'''
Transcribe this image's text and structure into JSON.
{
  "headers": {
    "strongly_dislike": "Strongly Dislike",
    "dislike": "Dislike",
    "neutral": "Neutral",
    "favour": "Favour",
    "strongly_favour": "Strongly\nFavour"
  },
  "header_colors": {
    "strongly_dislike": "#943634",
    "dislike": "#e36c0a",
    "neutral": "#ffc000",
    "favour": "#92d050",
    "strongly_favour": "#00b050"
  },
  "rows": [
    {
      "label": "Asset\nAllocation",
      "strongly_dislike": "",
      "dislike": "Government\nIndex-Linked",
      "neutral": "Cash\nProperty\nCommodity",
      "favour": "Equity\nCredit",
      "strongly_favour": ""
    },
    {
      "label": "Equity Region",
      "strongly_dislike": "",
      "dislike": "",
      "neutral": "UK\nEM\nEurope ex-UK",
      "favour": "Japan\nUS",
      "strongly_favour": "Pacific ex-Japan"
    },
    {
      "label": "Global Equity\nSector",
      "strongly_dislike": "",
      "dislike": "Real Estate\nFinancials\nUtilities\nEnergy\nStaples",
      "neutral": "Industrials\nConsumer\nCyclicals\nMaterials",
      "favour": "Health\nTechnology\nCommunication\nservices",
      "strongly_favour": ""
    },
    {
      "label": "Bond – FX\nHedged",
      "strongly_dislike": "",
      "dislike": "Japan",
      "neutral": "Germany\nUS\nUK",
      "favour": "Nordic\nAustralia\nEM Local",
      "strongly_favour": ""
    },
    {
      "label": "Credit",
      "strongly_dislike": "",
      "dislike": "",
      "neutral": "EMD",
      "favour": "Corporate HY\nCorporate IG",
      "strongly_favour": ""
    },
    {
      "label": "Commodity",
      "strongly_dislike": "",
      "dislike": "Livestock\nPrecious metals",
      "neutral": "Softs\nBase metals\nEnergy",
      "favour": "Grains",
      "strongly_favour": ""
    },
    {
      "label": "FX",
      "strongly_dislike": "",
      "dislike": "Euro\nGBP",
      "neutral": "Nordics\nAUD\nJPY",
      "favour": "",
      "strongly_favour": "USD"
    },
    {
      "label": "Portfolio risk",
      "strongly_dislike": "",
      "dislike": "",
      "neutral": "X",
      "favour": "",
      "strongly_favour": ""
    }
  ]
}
'''
# [WHAT TO DO]
Work through the listing above and report how many lines include the string "Japan", with no other text.

# [RESULT]
3